• _GIVEN EXERCISE_: In the FPGA forum thread below, what kind of assignments in the flip-flop code would cause a major bug?

• _DOCUMENT SEGMENT_:

** start **

FPGAs for fun & hacking - jacquesm
http://www.fpga4fun.com/

======
alain94040
<http://university.eve-team.com/> has a university program by now through
which you can access some real high-end hardware, you can try to contact them.

The nice thing with using an emulation system versus a raw FPGA board for
learning is the same as debugging software with a source code debugger versus
only having access to the disassembly.

In my experience, great hardware designers automagically write Verilog but
think schematics.

A classic:

    
    
      always @(posedge clk) begin
        q1 <= d;
        q2 <= q1;
      end
    

Do you visualize the back-to-back flip-flops, and immediately double-check
that the code uses non-blocking assignments? If so, you're fine. If the code
used blocking assignments, you'd have a major bug.

** end **

• _SUPPLIED INFORMATION_:
** start **

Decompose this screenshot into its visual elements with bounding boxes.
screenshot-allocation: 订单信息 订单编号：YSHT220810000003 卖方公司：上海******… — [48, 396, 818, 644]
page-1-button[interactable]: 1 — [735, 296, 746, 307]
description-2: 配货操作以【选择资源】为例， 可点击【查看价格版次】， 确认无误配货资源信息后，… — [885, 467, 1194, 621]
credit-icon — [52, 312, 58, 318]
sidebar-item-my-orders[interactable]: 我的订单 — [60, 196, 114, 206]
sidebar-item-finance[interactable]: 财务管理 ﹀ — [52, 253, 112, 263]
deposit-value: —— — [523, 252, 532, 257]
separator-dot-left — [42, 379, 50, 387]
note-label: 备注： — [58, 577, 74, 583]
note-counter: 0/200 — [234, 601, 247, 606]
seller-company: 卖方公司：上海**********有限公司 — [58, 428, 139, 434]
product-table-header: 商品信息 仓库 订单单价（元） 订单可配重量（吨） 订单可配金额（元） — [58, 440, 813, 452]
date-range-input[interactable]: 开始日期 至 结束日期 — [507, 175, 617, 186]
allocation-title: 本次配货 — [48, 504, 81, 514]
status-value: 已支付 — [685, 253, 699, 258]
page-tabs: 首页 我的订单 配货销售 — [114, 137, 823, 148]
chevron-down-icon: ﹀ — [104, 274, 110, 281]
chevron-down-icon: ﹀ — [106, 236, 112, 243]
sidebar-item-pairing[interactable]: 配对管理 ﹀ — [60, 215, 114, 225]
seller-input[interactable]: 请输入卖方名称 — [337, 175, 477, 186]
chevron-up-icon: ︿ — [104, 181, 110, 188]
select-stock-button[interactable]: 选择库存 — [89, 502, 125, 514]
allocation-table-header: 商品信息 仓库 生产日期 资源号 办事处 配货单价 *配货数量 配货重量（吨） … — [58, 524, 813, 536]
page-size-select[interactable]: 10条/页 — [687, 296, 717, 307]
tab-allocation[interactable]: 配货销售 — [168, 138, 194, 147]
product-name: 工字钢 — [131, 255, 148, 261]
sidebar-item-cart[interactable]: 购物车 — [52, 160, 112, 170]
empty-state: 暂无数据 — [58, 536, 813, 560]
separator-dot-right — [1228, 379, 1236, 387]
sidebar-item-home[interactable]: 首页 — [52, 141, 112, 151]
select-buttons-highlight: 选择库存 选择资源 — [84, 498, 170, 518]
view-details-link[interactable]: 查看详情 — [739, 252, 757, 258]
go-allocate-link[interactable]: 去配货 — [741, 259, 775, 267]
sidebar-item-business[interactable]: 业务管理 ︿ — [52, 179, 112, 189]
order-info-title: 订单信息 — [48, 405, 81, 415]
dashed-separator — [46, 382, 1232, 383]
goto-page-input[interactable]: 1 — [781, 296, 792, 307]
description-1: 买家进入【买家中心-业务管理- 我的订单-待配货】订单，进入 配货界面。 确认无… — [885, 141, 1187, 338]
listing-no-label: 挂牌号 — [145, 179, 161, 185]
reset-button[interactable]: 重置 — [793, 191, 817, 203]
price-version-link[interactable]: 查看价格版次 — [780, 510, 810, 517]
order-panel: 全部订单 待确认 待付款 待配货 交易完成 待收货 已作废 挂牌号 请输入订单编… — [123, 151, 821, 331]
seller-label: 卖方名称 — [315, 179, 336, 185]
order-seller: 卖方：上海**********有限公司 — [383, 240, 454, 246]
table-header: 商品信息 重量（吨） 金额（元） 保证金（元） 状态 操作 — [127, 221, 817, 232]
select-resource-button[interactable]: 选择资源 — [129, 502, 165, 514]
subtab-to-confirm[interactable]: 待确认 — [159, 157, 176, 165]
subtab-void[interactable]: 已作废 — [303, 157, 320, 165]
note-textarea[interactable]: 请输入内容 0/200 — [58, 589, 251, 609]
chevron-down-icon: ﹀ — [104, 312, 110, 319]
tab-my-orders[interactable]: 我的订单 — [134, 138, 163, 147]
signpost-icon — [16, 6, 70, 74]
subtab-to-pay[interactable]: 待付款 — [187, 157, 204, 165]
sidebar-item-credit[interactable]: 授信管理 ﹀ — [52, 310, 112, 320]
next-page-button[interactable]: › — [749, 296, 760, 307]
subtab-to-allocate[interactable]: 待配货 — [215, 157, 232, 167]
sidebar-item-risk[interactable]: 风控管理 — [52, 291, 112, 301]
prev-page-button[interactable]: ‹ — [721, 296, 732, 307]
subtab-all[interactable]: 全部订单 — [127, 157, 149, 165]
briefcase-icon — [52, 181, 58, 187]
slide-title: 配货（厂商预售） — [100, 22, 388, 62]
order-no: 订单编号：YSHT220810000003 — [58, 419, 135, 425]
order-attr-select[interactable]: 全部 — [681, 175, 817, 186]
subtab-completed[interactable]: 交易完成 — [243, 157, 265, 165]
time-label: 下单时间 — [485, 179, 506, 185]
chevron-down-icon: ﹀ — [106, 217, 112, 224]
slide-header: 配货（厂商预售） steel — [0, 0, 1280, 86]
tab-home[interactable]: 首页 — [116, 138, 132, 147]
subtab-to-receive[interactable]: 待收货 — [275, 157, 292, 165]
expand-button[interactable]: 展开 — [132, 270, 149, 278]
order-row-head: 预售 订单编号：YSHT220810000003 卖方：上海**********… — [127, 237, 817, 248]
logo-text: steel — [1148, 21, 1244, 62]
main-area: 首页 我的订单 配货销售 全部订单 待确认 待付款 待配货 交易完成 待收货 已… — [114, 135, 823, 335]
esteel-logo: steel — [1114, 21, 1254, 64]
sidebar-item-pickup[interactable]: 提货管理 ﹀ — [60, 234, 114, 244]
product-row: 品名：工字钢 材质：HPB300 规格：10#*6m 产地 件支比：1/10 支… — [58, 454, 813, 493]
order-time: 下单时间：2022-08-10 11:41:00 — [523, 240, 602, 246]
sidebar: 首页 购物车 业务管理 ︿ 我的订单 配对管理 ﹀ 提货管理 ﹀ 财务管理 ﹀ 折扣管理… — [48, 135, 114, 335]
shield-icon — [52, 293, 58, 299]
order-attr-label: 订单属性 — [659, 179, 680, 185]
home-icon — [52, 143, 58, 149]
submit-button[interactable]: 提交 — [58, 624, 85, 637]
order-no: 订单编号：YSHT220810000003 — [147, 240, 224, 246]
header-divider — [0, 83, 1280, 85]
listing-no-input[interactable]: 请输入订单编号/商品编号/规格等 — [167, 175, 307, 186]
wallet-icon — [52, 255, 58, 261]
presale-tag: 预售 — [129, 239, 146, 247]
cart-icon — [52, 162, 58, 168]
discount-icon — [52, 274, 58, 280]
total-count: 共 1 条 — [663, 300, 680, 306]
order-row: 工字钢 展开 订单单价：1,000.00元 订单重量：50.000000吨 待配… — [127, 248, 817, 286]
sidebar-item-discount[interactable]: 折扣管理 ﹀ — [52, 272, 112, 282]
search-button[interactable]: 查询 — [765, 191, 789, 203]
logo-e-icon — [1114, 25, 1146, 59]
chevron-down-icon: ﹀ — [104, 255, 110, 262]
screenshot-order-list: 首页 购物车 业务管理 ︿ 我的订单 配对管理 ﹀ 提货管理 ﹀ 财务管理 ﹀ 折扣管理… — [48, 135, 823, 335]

** end **

• _EXPECTED ANSWER_: Blocking assignments.